▶ [EXERCISE OBJECTIVE]
Leaving out all images, write out the records that follow exactly.

%%

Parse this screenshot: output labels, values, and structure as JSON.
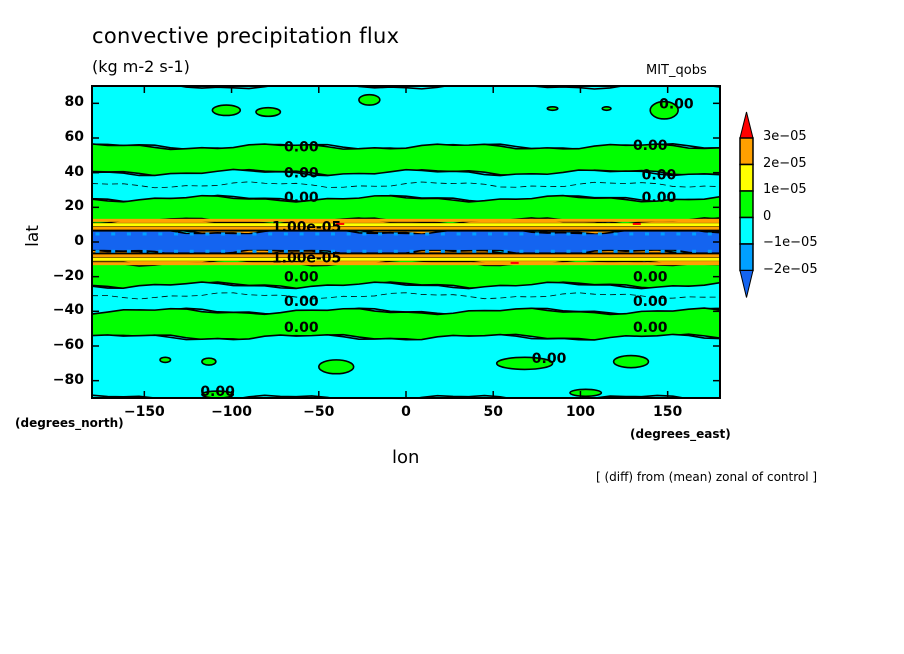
{
  "chart_data": {
    "type": "heatmap",
    "subtype": "filled-contour",
    "title": "convective precipitation flux",
    "units": "(kg m-2 s-1)",
    "dataset_label": "MIT_qobs",
    "xlabel": "lon",
    "ylabel": "lat",
    "x_units_note": "(degrees_east)",
    "y_units_note": "(degrees_north)",
    "footnote": "[ (diff) from (mean) zonal of control ]",
    "xlim": [
      -180,
      180
    ],
    "ylim": [
      -90,
      90
    ],
    "x_ticks": [
      -150,
      -100,
      -50,
      0,
      50,
      100,
      150
    ],
    "x_tick_labels": [
      "−150",
      "−100",
      "−50",
      "0",
      "50",
      "100",
      "150"
    ],
    "y_ticks": [
      80,
      60,
      40,
      20,
      0,
      -20,
      -40,
      -60,
      -80
    ],
    "y_tick_labels": [
      "80",
      "60",
      "40",
      "20",
      "0",
      "−20",
      "−40",
      "−60",
      "−80"
    ],
    "colorbar": {
      "levels": [
        -2e-05,
        -1e-05,
        0,
        1e-05,
        2e-05,
        3e-05
      ],
      "level_labels": [
        "3e−05",
        "2e−05",
        "1e−05",
        "0",
        "−1e−05",
        "−2e−05"
      ],
      "colors": [
        "#1464f0",
        "#00a0ff",
        "#00ffff",
        "#00ff00",
        "#ffff00",
        "#ffa000",
        "#ff0000"
      ],
      "extend": "both"
    },
    "zonal_bands": [
      {
        "lat_min": 55,
        "lat_max": 90,
        "class": "neg_small",
        "color": "#00ffff"
      },
      {
        "lat_min": 40,
        "lat_max": 55,
        "class": "pos_small",
        "color": "#00ff00"
      },
      {
        "lat_min": 25,
        "lat_max": 40,
        "class": "neg_small",
        "color": "#00ffff"
      },
      {
        "lat_min": 12,
        "lat_max": 25,
        "class": "pos_small",
        "color": "#00ff00"
      },
      {
        "lat_min": 6,
        "lat_max": 12,
        "class": "pos_large",
        "color": "#ffa000"
      },
      {
        "lat_min": -6,
        "lat_max": 6,
        "class": "neg_large",
        "color": "#1464f0"
      },
      {
        "lat_min": -12,
        "lat_max": -6,
        "class": "pos_large",
        "color": "#ffa000"
      },
      {
        "lat_min": -25,
        "lat_max": -12,
        "class": "pos_small",
        "color": "#00ff00"
      },
      {
        "lat_min": -40,
        "lat_max": -25,
        "class": "neg_small",
        "color": "#00ffff"
      },
      {
        "lat_min": -55,
        "lat_max": -40,
        "class": "pos_small",
        "color": "#00ff00"
      },
      {
        "lat_min": -90,
        "lat_max": -55,
        "class": "neg_small",
        "color": "#00ffff"
      }
    ],
    "contour_labels": [
      {
        "text": "0.00",
        "lon": -60,
        "lat": 55
      },
      {
        "text": "0.00",
        "lon": 140,
        "lat": 56
      },
      {
        "text": "0.00",
        "lon": 155,
        "lat": 80
      },
      {
        "text": "0.00",
        "lon": -60,
        "lat": 40
      },
      {
        "text": "0.00",
        "lon": 145,
        "lat": 39
      },
      {
        "text": "0.00",
        "lon": -60,
        "lat": 26
      },
      {
        "text": "0.00",
        "lon": 145,
        "lat": 26
      },
      {
        "text": "0.00",
        "lon": -60,
        "lat": -20
      },
      {
        "text": "0.00",
        "lon": 140,
        "lat": -20
      },
      {
        "text": "0.00",
        "lon": -60,
        "lat": -34
      },
      {
        "text": "0.00",
        "lon": 140,
        "lat": -34
      },
      {
        "text": "0.00",
        "lon": -60,
        "lat": -49
      },
      {
        "text": "0.00",
        "lon": 140,
        "lat": -49
      },
      {
        "text": "0.00",
        "lon": 82,
        "lat": -67
      },
      {
        "text": "0.00",
        "lon": -108,
        "lat": -86
      },
      {
        "text": "1.00e-05",
        "lon": -57,
        "lat": 9
      },
      {
        "text": "1.00e-05",
        "lon": -57,
        "lat": -9
      }
    ]
  }
}
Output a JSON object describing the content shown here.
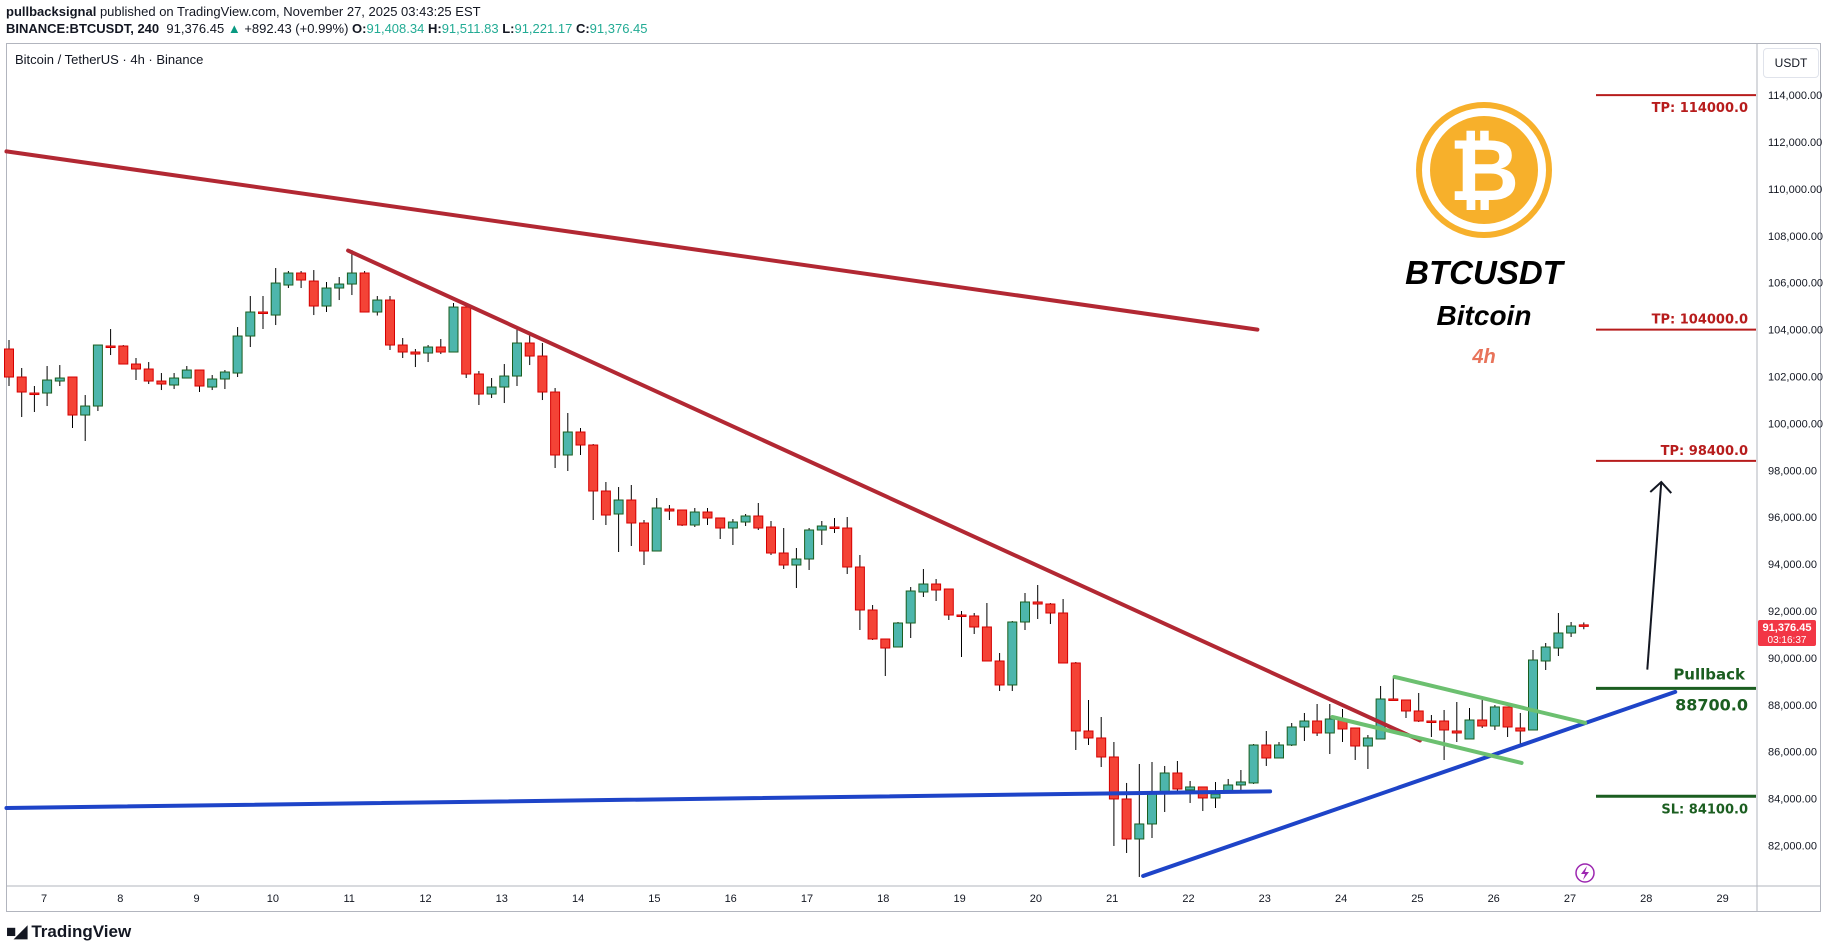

%%

▶ [OUTPUT]
Parse this screenshot: output labels, values, and structure as JSON.
{
  "chart_data": {
    "type": "heatmap",
    "subtype": "filled-contour",
    "title": "convective precipitation flux",
    "units": "(kg m-2 s-1)",
    "dataset_label": "MIT_qobs",
    "xlabel": "lon",
    "ylabel": "lat",
    "x_units_note": "(degrees_east)",
    "y_units_note": "(degrees_north)",
    "footnote": "[ (diff) from (mean) zonal of control ]",
    "xlim": [
      -180,
      180
    ],
    "ylim": [
      -90,
      90
    ],
    "x_ticks": [
      -150,
      -100,
      -50,
      0,
      50,
      100,
      150
    ],
    "x_tick_labels": [
      "−150",
      "−100",
      "−50",
      "0",
      "50",
      "100",
      "150"
    ],
    "y_ticks": [
      80,
      60,
      40,
      20,
      0,
      -20,
      -40,
      -60,
      -80
    ],
    "y_tick_labels": [
      "80",
      "60",
      "40",
      "20",
      "0",
      "−20",
      "−40",
      "−60",
      "−80"
    ],
    "colorbar": {
      "levels": [
        -2e-05,
        -1e-05,
        0,
        1e-05,
        2e-05,
        3e-05
      ],
      "level_labels": [
        "3e−05",
        "2e−05",
        "1e−05",
        "0",
        "−1e−05",
        "−2e−05"
      ],
      "colors": [
        "#1464f0",
        "#00a0ff",
        "#00ffff",
        "#00ff00",
        "#ffff00",
        "#ffa000",
        "#ff0000"
      ],
      "extend": "both"
    },
    "zonal_bands": [
      {
        "lat_min": 55,
        "lat_max": 90,
        "class": "neg_small",
        "color": "#00ffff"
      },
      {
        "lat_min": 40,
        "lat_max": 55,
        "class": "pos_small",
        "color": "#00ff00"
      },
      {
        "lat_min": 25,
        "lat_max": 40,
        "class": "neg_small",
        "color": "#00ffff"
      },
      {
        "lat_min": 12,
        "lat_max": 25,
        "class": "pos_small",
        "color": "#00ff00"
      },
      {
        "lat_min": 6,
        "lat_max": 12,
        "class": "pos_large",
        "color": "#ffa000"
      },
      {
        "lat_min": -6,
        "lat_max": 6,
        "class": "neg_large",
        "color": "#1464f0"
      },
      {
        "lat_min": -12,
        "lat_max": -6,
        "class": "pos_large",
        "color": "#ffa000"
      },
      {
        "lat_min": -25,
        "lat_max": -12,
        "class": "pos_small",
        "color": "#00ff00"
      },
      {
        "lat_min": -40,
        "lat_max": -25,
        "class": "neg_small",
        "color": "#00ffff"
      },
      {
        "lat_min": -55,
        "lat_max": -40,
        "class": "pos_small",
        "color": "#00ff00"
      },
      {
        "lat_min": -90,
        "lat_max": -55,
        "class": "neg_small",
        "color": "#00ffff"
      }
    ],
    "contour_labels": [
      {
        "text": "0.00",
        "lon": -60,
        "lat": 55
      },
      {
        "text": "0.00",
        "lon": 140,
        "lat": 56
      },
      {
        "text": "0.00",
        "lon": 155,
        "lat": 80
      },
      {
        "text": "0.00",
        "lon": -60,
        "lat": 40
      },
      {
        "text": "0.00",
        "lon": 145,
        "lat": 39
      },
      {
        "text": "0.00",
        "lon": -60,
        "lat": 26
      },
      {
        "text": "0.00",
        "lon": 145,
        "lat": 26
      },
      {
        "text": "0.00",
        "lon": -60,
        "lat": -20
      },
      {
        "text": "0.00",
        "lon": 140,
        "lat": -20
      },
      {
        "text": "0.00",
        "lon": -60,
        "lat": -34
      },
      {
        "text": "0.00",
        "lon": 140,
        "lat": -34
      },
      {
        "text": "0.00",
        "lon": -60,
        "lat": -49
      },
      {
        "text": "0.00",
        "lon": 140,
        "lat": -49
      },
      {
        "text": "0.00",
        "lon": 82,
        "lat": -67
      },
      {
        "text": "0.00",
        "lon": -108,
        "lat": -86
      },
      {
        "text": "1.00e-05",
        "lon": -57,
        "lat": 9
      },
      {
        "text": "1.00e-05",
        "lon": -57,
        "lat": -9
      }
    ]
  }
}
Output a JSON object describing the content shown here.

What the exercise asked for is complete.